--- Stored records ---
══════════
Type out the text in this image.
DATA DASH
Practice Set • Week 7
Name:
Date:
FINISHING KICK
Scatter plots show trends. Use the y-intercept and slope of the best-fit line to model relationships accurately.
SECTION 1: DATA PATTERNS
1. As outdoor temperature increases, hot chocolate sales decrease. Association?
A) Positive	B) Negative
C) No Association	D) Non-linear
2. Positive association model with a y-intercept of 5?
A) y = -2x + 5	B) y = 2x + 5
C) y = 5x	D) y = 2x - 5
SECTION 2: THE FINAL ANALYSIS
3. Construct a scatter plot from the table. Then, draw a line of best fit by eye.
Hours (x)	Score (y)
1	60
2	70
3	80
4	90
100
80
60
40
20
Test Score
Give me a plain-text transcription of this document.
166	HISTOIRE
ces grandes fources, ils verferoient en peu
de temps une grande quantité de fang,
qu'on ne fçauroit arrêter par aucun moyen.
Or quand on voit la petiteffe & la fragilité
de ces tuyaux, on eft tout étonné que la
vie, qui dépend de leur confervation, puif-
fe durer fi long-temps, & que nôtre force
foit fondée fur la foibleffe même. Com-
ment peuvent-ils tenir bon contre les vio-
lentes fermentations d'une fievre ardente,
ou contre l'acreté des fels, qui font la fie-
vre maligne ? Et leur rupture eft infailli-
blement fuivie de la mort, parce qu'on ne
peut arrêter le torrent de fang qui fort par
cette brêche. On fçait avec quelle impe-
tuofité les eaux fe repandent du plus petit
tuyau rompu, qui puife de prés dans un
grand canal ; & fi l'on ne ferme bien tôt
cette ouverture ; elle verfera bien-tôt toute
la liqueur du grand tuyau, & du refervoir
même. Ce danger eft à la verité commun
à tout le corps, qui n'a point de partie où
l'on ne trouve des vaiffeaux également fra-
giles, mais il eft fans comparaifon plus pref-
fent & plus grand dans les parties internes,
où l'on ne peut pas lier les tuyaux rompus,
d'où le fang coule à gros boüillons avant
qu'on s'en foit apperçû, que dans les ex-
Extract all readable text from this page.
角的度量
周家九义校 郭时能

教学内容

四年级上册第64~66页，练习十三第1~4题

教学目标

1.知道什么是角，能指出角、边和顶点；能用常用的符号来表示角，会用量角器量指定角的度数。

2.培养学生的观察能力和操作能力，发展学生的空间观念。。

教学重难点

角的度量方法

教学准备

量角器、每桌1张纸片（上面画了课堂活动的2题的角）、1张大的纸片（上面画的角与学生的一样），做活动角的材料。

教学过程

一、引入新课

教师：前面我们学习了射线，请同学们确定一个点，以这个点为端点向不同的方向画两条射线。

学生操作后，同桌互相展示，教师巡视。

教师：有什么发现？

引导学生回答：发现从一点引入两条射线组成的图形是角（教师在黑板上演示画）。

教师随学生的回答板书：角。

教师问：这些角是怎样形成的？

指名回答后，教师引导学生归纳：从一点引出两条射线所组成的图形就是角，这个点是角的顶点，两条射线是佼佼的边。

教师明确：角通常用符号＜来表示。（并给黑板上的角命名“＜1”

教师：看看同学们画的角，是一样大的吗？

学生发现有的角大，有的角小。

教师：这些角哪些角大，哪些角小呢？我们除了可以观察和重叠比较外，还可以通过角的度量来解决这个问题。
══════════
--- EXERCISE OBJECTIVE ---
Each line in the listing above that contains "this" should be copied.

--- ANSWER FOR THE TASK ---
Type out the text in this image.
Give me a plain-text transcription of this document.
Extract all readable text from this page.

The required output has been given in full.